EXERCISE TASK = Will you give the material below again, every line exactly as it is?

INPUT ROWS =
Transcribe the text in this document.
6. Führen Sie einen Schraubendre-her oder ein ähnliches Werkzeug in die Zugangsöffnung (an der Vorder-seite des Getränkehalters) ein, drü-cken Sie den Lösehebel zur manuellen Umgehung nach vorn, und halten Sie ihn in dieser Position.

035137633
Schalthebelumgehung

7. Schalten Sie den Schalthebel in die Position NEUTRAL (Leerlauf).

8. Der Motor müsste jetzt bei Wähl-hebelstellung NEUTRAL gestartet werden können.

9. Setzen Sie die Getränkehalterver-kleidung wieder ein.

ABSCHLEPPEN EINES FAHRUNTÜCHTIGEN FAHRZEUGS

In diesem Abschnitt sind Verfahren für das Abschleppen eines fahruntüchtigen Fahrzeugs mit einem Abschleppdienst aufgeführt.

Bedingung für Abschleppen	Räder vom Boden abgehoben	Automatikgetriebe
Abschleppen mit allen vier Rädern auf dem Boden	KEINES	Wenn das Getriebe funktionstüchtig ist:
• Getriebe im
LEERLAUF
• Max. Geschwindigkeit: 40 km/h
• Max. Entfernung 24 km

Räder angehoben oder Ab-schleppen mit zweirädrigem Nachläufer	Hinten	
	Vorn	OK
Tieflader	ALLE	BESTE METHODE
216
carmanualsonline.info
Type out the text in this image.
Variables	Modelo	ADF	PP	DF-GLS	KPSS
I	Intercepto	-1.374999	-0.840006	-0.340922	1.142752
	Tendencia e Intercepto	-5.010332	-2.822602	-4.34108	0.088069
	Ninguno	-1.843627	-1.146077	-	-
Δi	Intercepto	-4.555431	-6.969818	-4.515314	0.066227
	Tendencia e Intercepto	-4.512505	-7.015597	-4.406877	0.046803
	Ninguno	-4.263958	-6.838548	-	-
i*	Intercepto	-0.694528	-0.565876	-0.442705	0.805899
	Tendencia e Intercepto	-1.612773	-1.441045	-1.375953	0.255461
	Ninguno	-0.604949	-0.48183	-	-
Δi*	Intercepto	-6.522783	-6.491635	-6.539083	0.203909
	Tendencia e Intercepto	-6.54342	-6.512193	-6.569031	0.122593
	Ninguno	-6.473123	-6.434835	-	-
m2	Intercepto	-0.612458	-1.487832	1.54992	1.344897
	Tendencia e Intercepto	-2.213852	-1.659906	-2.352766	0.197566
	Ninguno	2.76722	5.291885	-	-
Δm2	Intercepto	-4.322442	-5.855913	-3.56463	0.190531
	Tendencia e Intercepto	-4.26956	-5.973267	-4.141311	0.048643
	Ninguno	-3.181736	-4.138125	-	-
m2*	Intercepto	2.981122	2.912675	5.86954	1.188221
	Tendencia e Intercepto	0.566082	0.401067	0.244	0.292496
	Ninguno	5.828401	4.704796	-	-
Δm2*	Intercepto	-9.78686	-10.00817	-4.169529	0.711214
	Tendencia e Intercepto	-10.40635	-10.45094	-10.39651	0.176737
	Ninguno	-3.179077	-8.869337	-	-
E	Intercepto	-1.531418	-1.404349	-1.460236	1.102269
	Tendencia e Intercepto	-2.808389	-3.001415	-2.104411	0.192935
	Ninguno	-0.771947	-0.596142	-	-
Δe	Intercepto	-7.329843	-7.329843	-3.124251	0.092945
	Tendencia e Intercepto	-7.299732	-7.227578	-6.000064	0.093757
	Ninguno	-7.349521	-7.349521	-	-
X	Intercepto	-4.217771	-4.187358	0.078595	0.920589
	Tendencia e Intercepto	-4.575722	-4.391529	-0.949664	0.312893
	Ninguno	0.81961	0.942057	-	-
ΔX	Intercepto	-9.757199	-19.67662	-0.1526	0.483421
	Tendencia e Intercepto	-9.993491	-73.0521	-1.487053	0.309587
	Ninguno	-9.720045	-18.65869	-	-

TASK RESULT =
Transcribe the text in this document.
6. Führen Sie einen Schraubendre-her oder ein ähnliches Werkzeug in die Zugangsöffnung (an der Vorder-seite des Getränkehalters) ein, drü-cken Sie den Lösehebel zur manuellen Umgehung nach vorn, und halten Sie ihn in dieser Position.

035137633
Schalthebelumgehung

7. Schalten Sie den Schalthebel in die Position NEUTRAL (Leerlauf).

8. Der Motor müsste jetzt bei Wähl-hebelstellung NEUTRAL gestartet werden können.

9. Setzen Sie die Getränkehalterver-kleidung wieder ein.

ABSCHLEPPEN EINES FAHRUNTÜCHTIGEN FAHRZEUGS

In diesem Abschnitt sind Verfahren für das Abschleppen eines fahruntüchtigen Fahrzeugs mit einem Abschleppdienst aufgeführt.

Bedingung für Abschleppen	Räder vom Boden abgehoben	Automatikgetriebe
Abschleppen mit allen vier Rädern auf dem Boden	KEINES	Wenn das Getriebe funktionstüchtig ist:
• Getriebe im
LEERLAUF
• Max. Geschwindigkeit: 40 km/h
• Max. Entfernung 24 km

Räder angehoben oder Ab-schleppen mit zweirädrigem Nachläufer	Hinten	
	Vorn	OK
Tieflader	ALLE	BESTE METHODE
216
carmanualsonline.info
Type out the text in this image.
Variables	Modelo	ADF	PP	DF-GLS	KPSS
I	Intercepto	-1.374999	-0.840006	-0.340922	1.142752
	Tendencia e Intercepto	-5.010332	-2.822602	-4.34108	0.088069
	Ninguno	-1.843627	-1.146077	-	-
Δi	Intercepto	-4.555431	-6.969818	-4.515314	0.066227
	Tendencia e Intercepto	-4.512505	-7.015597	-4.406877	0.046803
	Ninguno	-4.263958	-6.838548	-	-
i*	Intercepto	-0.694528	-0.565876	-0.442705	0.805899
	Tendencia e Intercepto	-1.612773	-1.441045	-1.375953	0.255461
	Ninguno	-0.604949	-0.48183	-	-
Δi*	Intercepto	-6.522783	-6.491635	-6.539083	0.203909
	Tendencia e Intercepto	-6.54342	-6.512193	-6.569031	0.122593
	Ninguno	-6.473123	-6.434835	-	-
m2	Intercepto	-0.612458	-1.487832	1.54992	1.344897
	Tendencia e Intercepto	-2.213852	-1.659906	-2.352766	0.197566
	Ninguno	2.76722	5.291885	-	-
Δm2	Intercepto	-4.322442	-5.855913	-3.56463	0.190531
	Tendencia e Intercepto	-4.26956	-5.973267	-4.141311	0.048643
	Ninguno	-3.181736	-4.138125	-	-
m2*	Intercepto	2.981122	2.912675	5.86954	1.188221
	Tendencia e Intercepto	0.566082	0.401067	0.244	0.292496
	Ninguno	5.828401	4.704796	-	-
Δm2*	Intercepto	-9.78686	-10.00817	-4.169529	0.711214
	Tendencia e Intercepto	-10.40635	-10.45094	-10.39651	0.176737
	Ninguno	-3.179077	-8.869337	-	-
E	Intercepto	-1.531418	-1.404349	-1.460236	1.102269
	Tendencia e Intercepto	-2.808389	-3.001415	-2.104411	0.192935
	Ninguno	-0.771947	-0.596142	-	-
Δe	Intercepto	-7.329843	-7.329843	-3.124251	0.092945
	Tendencia e Intercepto	-7.299732	-7.227578	-6.000064	0.093757
	Ninguno	-7.349521	-7.349521	-	-
X	Intercepto	-4.217771	-4.187358	0.078595	0.920589
	Tendencia e Intercepto	-4.575722	-4.391529	-0.949664	0.312893
	Ninguno	0.81961	0.942057	-	-
ΔX	Intercepto	-9.757199	-19.67662	-0.1526	0.483421
	Tendencia e Intercepto	-9.993491	-73.0521	-1.487053	0.309587
	Ninguno	-9.720045	-18.65869	-	-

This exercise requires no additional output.